• [Task 1]: Reproduce the travel passage about Montezuma from "Our bungalow at" up to and including "watch and admire.", word for word.

• [Passage provided]:
━━━━━━━━━━
Wet but lovin’ being up in the tree tops This is why they call it a cloud forest
It was time to get to some
warm weather and to dry out a bit! We had been in the mountains, in the cool
temps, for long enough! Once again, we hired Interbus service to get us from
point A to point B, which this time was to Montezuma. Montezuma is a village
kinda off the beaten track, and we were ready for some of that, too. This
little – and we mean little – place is a surfer + old hippie hangout on the
east coast of the Nicoya peninsula, across the small gulf from Puntarenas. The Interbus van picked us up at our little
hotel, drove for hours down the mountain to Puntarenas, where we all boarded a
ferry, and that took us across the Golfito de Nicoya, to Paquera. There, we
were met by another Interbus van and driven down the coast to Montezuma. One
bad/good thing that occurred: just as Robin settled onto the ferry, she
realized her camera was still in the Interbus van. Ninety minutes later, when
we met the second Interbus van, she told the driver about her camera. He
immediately called the Interbus office (in San Jose) and relayed the problem.
More on that later…..
Robin had called ahead and
secured lodging in an interesting place called Los Mangos hotel. There are
about 15 hexagonal, all wood bungalows built into the grove of huge mango
trees, which all back up to the rain forest. Very quiet. Nice pool. Each
bungalow has a nice veranda. Right across the street from the rocky beach with
loads of tide pools. Here, we saw more wild life than in any one other location
during our trip! Monkeys (and lots of them), coatimundis, agutis, huge iguanas
and colorful large lizards all made themselves known. Some of the monkeys were
too interested in what was inside some of the bungalows, however, and had to be
watched carefully. We could walk into the village five minutes down the road,
enjoyed walking and doing some beachcombing, waited out some downpours in nice
restaurants or bars, and had breakfast in a café where there were monkeys
playing in the trees and on a “monkey playground” right in front of the
customers.
Our bungalow at the Los Mangos hotel, Montezuma Martin, actually relaxing poolside Robin doing the beachcombing thing
At the very end of this
peninsula, just a few miles from Montezuma, is an “absolute reserve”, a
pristine rain forest that is partially recouped from farmland. This is a very
interesting place with an interesting history, and hopefully a good future. We
saw very few, maybe only four or six, other people on the trail during our
morning trek. It was magical. Twice the big blue butterfly, the Blue Morpho,
came very near us to let us watch and admire.
━━━━━━━━━━
[Collection entries]
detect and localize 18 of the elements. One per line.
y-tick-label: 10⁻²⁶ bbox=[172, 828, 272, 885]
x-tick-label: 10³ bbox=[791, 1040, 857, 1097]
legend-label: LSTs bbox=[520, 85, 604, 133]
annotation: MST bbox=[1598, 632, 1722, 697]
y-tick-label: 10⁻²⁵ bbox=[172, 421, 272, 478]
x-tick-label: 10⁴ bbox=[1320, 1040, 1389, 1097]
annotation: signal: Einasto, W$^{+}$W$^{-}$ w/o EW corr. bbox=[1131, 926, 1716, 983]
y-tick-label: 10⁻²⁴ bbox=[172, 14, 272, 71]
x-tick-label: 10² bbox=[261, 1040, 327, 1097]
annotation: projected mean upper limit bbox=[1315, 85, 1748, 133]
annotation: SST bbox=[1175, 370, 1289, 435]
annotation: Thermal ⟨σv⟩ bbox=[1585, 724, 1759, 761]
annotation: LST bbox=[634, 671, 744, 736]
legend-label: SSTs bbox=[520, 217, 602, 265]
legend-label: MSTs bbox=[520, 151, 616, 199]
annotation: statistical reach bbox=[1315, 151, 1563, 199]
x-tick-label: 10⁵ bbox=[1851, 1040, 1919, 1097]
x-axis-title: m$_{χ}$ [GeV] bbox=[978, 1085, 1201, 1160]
━━━━━━━━━━
• [Task 2]: Transcribe every row of the collection entries above, word for word and in the same order.

• [Correct response 1]:
Our bungalow at the Los Mangos hotel, Montezuma Martin, actually relaxing poolside Robin doing the beachcombing thing
At the very end of this
peninsula, just a few miles from Montezuma, is an “absolute reserve”, a
pristine rain forest that is partially recouped from farmland. This is a very
interesting place with an interesting history, and hopefully a good future. We
saw very few, maybe only four or six, other people on the trail during our
morning trek. It was magical. Twice the big blue butterfly, the Blue Morpho,
came very near us to let us watch and admire.

• [Correct response 2]:
detect and localize 18 of the elements. One per line.
y-tick-label: 10⁻²⁶ bbox=[172, 828, 272, 885]
x-tick-label: 10³ bbox=[791, 1040, 857, 1097]
legend-label: LSTs bbox=[520, 85, 604, 133]
annotation: MST bbox=[1598, 632, 1722, 697]
y-tick-label: 10⁻²⁵ bbox=[172, 421, 272, 478]
x-tick-label: 10⁴ bbox=[1320, 1040, 1389, 1097]
annotation: signal: Einasto, W$^{+}$W$^{-}$ w/o EW corr. bbox=[1131, 926, 1716, 983]
y-tick-label: 10⁻²⁴ bbox=[172, 14, 272, 71]
x-tick-label: 10² bbox=[261, 1040, 327, 1097]
annotation: projected mean upper limit bbox=[1315, 85, 1748, 133]
annotation: SST bbox=[1175, 370, 1289, 435]
annotation: Thermal ⟨σv⟩ bbox=[1585, 724, 1759, 761]
annotation: LST bbox=[634, 671, 744, 736]
legend-label: SSTs bbox=[520, 217, 602, 265]
legend-label: MSTs bbox=[520, 151, 616, 199]
annotation: statistical reach bbox=[1315, 151, 1563, 199]
x-tick-label: 10⁵ bbox=[1851, 1040, 1919, 1097]
x-axis-title: m$_{χ}$ [GeV] bbox=[978, 1085, 1201, 1160]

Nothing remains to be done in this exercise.